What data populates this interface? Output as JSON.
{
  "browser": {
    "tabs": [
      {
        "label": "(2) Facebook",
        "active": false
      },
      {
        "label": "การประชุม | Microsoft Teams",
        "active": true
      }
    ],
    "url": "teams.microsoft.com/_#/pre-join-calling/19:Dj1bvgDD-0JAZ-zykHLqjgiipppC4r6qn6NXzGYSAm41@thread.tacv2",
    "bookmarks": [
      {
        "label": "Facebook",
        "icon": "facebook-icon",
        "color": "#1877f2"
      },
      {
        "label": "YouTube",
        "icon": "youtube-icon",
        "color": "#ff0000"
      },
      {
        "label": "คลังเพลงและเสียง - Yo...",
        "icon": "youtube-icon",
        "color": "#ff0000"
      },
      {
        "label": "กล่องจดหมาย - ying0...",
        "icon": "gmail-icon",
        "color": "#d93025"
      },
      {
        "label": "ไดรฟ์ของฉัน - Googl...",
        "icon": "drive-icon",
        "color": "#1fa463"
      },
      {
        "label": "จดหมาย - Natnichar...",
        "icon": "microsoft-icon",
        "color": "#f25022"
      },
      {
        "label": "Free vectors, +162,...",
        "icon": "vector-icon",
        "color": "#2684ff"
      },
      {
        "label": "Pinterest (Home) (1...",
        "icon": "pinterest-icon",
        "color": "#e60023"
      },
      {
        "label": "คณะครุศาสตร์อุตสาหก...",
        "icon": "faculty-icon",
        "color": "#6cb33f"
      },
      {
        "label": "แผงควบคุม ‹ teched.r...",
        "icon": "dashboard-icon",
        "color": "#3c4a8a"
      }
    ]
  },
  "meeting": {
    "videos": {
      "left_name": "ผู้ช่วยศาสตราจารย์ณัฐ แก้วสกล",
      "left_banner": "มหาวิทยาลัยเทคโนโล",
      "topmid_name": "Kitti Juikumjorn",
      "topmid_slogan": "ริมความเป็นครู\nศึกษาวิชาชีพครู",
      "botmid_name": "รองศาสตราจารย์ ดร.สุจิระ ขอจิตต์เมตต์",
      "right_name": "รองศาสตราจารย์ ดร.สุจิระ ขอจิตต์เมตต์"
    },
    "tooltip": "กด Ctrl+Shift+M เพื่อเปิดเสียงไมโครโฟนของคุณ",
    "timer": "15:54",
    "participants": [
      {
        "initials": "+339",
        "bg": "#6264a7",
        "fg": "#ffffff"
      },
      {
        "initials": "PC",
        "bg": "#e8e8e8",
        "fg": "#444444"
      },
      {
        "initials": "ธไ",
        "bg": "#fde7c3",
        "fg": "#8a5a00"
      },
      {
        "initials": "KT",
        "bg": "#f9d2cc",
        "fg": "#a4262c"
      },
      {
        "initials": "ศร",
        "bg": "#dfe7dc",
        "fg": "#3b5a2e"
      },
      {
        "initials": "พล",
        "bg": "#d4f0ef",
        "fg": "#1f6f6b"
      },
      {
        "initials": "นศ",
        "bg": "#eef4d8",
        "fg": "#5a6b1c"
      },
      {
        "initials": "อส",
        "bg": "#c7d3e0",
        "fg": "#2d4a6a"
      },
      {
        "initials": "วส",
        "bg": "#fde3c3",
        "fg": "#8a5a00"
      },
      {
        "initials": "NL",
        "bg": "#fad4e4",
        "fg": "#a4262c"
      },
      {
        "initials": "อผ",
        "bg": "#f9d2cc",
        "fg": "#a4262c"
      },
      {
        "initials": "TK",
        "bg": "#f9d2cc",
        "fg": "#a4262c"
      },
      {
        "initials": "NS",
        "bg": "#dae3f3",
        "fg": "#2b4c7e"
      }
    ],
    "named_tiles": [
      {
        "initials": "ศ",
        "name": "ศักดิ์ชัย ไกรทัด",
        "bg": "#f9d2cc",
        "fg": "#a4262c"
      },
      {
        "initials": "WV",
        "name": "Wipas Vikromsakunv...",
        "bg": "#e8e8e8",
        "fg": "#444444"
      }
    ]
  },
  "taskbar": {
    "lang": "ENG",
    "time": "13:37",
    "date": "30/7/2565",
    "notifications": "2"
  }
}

→ **Aim of the task**
Print every line of the records exactly. Omit nothing.

→ **Response to the exercise**
What data populates this interface? Output as JSON.
{
  "browser": {
    "tabs": [
      {
        "label": "(2) Facebook",
        "active": false
      },
      {
        "label": "การประชุม | Microsoft Teams",
        "active": true
      }
    ],
    "url": "teams.microsoft.com/_#/pre-join-calling/19:Dj1bvgDD-0JAZ-zykHLqjgiipppC4r6qn6NXzGYSAm41@thread.tacv2",
    "bookmarks": [
      {
        "label": "Facebook",
        "icon": "facebook-icon",
        "color": "#1877f2"
      },
      {
        "label": "YouTube",
        "icon": "youtube-icon",
        "color": "#ff0000"
      },
      {
        "label": "คลังเพลงและเสียง - Yo...",
        "icon": "youtube-icon",
        "color": "#ff0000"
      },
      {
        "label": "กล่องจดหมาย - ying0...",
        "icon": "gmail-icon",
        "color": "#d93025"
      },
      {
        "label": "ไดรฟ์ของฉัน - Googl...",
        "icon": "drive-icon",
        "color": "#1fa463"
      },
      {
        "label": "จดหมาย - Natnichar...",
        "icon": "microsoft-icon",
        "color": "#f25022"
      },
      {
        "label": "Free vectors, +162,...",
        "icon": "vector-icon",
        "color": "#2684ff"
      },
      {
        "label": "Pinterest (Home) (1...",
        "icon": "pinterest-icon",
        "color": "#e60023"
      },
      {
        "label": "คณะครุศาสตร์อุตสาหก...",
        "icon": "faculty-icon",
        "color": "#6cb33f"
      },
      {
        "label": "แผงควบคุม ‹ teched.r...",
        "icon": "dashboard-icon",
        "color": "#3c4a8a"
      }
    ]
  },
  "meeting": {
    "videos": {
      "left_name": "ผู้ช่วยศาสตราจารย์ณัฐ แก้วสกล",
      "left_banner": "มหาวิทยาลัยเทคโนโล",
      "topmid_name": "Kitti Juikumjorn",
      "topmid_slogan": "ริมความเป็นครู\nศึกษาวิชาชีพครู",
      "botmid_name": "รองศาสตราจารย์ ดร.สุจิระ ขอจิตต์เมตต์",
      "right_name": "รองศาสตราจารย์ ดร.สุจิระ ขอจิตต์เมตต์"
    },
    "tooltip": "กด Ctrl+Shift+M เพื่อเปิดเสียงไมโครโฟนของคุณ",
    "timer": "15:54",
    "participants": [
      {
        "initials": "+339",
        "bg": "#6264a7",
        "fg": "#ffffff"
      },
      {
        "initials": "PC",
        "bg": "#e8e8e8",
        "fg": "#444444"
      },
      {
        "initials": "ธไ",
        "bg": "#fde7c3",
        "fg": "#8a5a00"
      },
      {
        "initials": "KT",
        "bg": "#f9d2cc",
        "fg": "#a4262c"
      },
      {
        "initials": "ศร",
        "bg": "#dfe7dc",
        "fg": "#3b5a2e"
      },
      {
        "initials": "พล",
        "bg": "#d4f0ef",
        "fg": "#1f6f6b"
      },
      {
        "initials": "นศ",
        "bg": "#eef4d8",
        "fg": "#5a6b1c"
      },
      {
        "initials": "อส",
        "bg": "#c7d3e0",
        "fg": "#2d4a6a"
      },
      {
        "initials": "วส",
        "bg": "#fde3c3",
        "fg": "#8a5a00"
      },
      {
        "initials": "NL",
        "bg": "#fad4e4",
        "fg": "#a4262c"
      },
      {
        "initials": "อผ",
        "bg": "#f9d2cc",
        "fg": "#a4262c"
      },
      {
        "initials": "TK",
        "bg": "#f9d2cc",
        "fg": "#a4262c"
      },
      {
        "initials": "NS",
        "bg": "#dae3f3",
        "fg": "#2b4c7e"
      }
    ],
    "named_tiles": [
      {
        "initials": "ศ",
        "name": "ศักดิ์ชัย ไกรทัด",
        "bg": "#f9d2cc",
        "fg": "#a4262c"
      },
      {
        "initials": "WV",
        "name": "Wipas Vikromsakunv...",
        "bg": "#e8e8e8",
        "fg": "#444444"
      }
    ]
  },
  "taskbar": {
    "lang": "ENG",
    "time": "13:37",
    "date": "30/7/2565",
    "notifications": "2"
  }
}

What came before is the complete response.